▸ **YOUR INSTRUCTIONS**: Go through the listing below and list every line with "name".

── RECORD SET ──

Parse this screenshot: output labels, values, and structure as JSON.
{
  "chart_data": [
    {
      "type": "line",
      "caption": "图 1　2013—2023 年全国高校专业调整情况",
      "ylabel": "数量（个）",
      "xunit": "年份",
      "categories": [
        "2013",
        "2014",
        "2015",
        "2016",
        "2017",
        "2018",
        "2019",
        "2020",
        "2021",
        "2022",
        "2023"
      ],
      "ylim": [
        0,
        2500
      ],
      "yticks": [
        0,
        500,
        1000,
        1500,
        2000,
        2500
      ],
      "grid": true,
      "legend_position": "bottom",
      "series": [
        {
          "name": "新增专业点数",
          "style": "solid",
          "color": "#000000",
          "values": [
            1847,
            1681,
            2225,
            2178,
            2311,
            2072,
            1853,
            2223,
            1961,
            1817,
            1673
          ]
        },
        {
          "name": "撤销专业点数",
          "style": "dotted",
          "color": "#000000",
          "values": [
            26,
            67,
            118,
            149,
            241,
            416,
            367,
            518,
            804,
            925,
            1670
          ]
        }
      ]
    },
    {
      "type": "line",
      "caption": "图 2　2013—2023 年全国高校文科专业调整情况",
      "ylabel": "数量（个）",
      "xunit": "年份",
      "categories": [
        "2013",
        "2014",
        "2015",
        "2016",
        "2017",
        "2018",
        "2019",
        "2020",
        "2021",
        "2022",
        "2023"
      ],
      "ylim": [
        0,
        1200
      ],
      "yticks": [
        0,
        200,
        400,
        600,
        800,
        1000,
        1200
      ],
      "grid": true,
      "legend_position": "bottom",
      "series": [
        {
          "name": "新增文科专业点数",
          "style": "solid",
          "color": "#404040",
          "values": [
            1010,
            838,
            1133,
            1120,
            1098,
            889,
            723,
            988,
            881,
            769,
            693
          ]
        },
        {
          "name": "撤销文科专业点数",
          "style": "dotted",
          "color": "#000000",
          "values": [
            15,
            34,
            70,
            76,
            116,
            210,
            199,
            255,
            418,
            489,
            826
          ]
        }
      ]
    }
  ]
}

───

▸ **SOLUTION**:
          "name": "新增专业点数",
          "name": "撤销专业点数",
          "name": "新增文科专业点数",
          "name": "撤销文科专业点数",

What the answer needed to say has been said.